Make an exact copy of the records, with the pictures left out.

### SUPPLIED DATA

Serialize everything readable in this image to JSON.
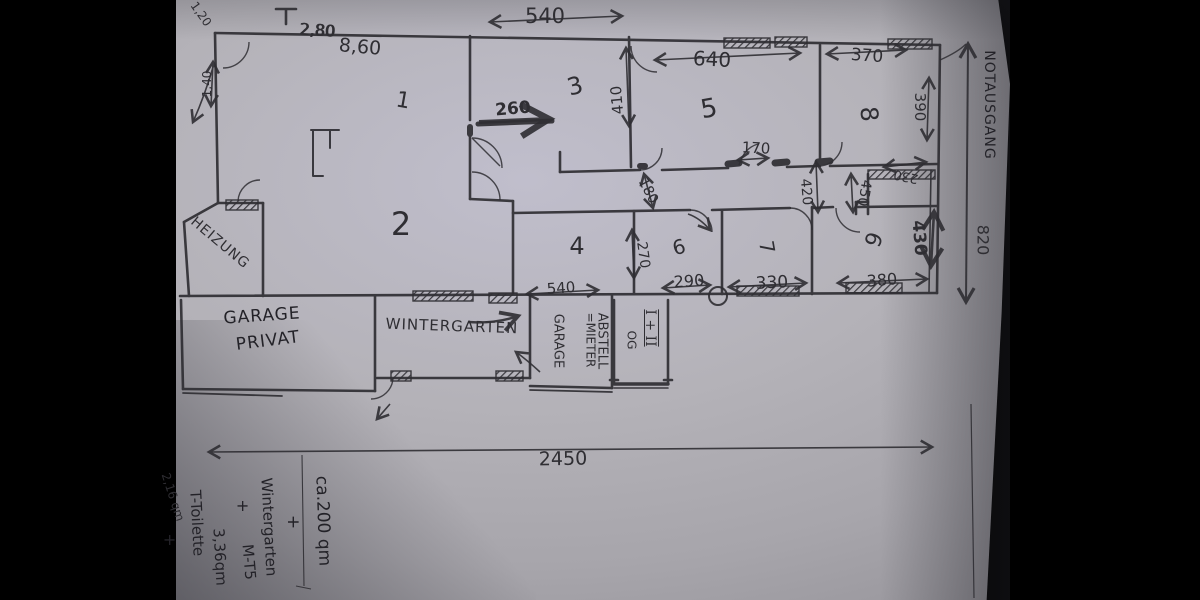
{
  "dims": {
    "w120": "1,20",
    "w140": "1,40",
    "w280": "2,80",
    "w860": "8,60",
    "top540": "540",
    "d640": "640",
    "d370": "370",
    "d390": "390",
    "d410": "410",
    "d260": "260",
    "d170": "170",
    "d180": "180",
    "d420": "420",
    "d230": "230",
    "d450": "450",
    "d430": "430",
    "d270": "270",
    "d290": "290",
    "d330": "330",
    "d380": "380",
    "bottom540": "540",
    "total_width": "2450",
    "total_height": "820"
  },
  "rooms": {
    "r1": "1",
    "r2": "2",
    "r3": "3",
    "r4": "4",
    "r5": "5",
    "r6": "6",
    "r7": "7",
    "r8": "8",
    "r9": "9"
  },
  "labels": {
    "notausgang": "NOTAUSGANG",
    "heizung": "HEIZUNG",
    "garage_line1": "GARAGE",
    "garage_line2": "PRIVAT",
    "wintergarten": "WINTERGARTEN",
    "abstell_line1": "ABSTELL",
    "abstell_line2": "GARAGE",
    "og_line1": "OG",
    "og_line2": "=MIETER",
    "floors": "I + II"
  },
  "notes": {
    "area_total": "ca.200 qm",
    "plus": "+",
    "wintergarten": "Wintergarten",
    "mt": "M-T5",
    "toilette": "T-Toilette",
    "toilette_area": "3,36qm",
    "small_area": "2,16 qm"
  },
  "colors": {
    "background": "#000000",
    "paper": "#b4b2b8",
    "ink": "#2f2e33"
  }
}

######

WORKED SOLUTION
Serialize everything readable in this image to JSON.
{
  "dims": {
    "w120": "1,20",
    "w140": "1,40",
    "w280": "2,80",
    "w860": "8,60",
    "top540": "540",
    "d640": "640",
    "d370": "370",
    "d390": "390",
    "d410": "410",
    "d260": "260",
    "d170": "170",
    "d180": "180",
    "d420": "420",
    "d230": "230",
    "d450": "450",
    "d430": "430",
    "d270": "270",
    "d290": "290",
    "d330": "330",
    "d380": "380",
    "bottom540": "540",
    "total_width": "2450",
    "total_height": "820"
  },
  "rooms": {
    "r1": "1",
    "r2": "2",
    "r3": "3",
    "r4": "4",
    "r5": "5",
    "r6": "6",
    "r7": "7",
    "r8": "8",
    "r9": "9"
  },
  "labels": {
    "notausgang": "NOTAUSGANG",
    "heizung": "HEIZUNG",
    "garage_line1": "GARAGE",
    "garage_line2": "PRIVAT",
    "wintergarten": "WINTERGARTEN",
    "abstell_line1": "ABSTELL",
    "abstell_line2": "GARAGE",
    "og_line1": "OG",
    "og_line2": "=MIETER",
    "floors": "I + II"
  },
  "notes": {
    "area_total": "ca.200 qm",
    "plus": "+",
    "wintergarten": "Wintergarten",
    "mt": "M-T5",
    "toilette": "T-Toilette",
    "toilette_area": "3,36qm",
    "small_area": "2,16 qm"
  },
  "colors": {
    "background": "#000000",
    "paper": "#b4b2b8",
    "ink": "#2f2e33"
  }
}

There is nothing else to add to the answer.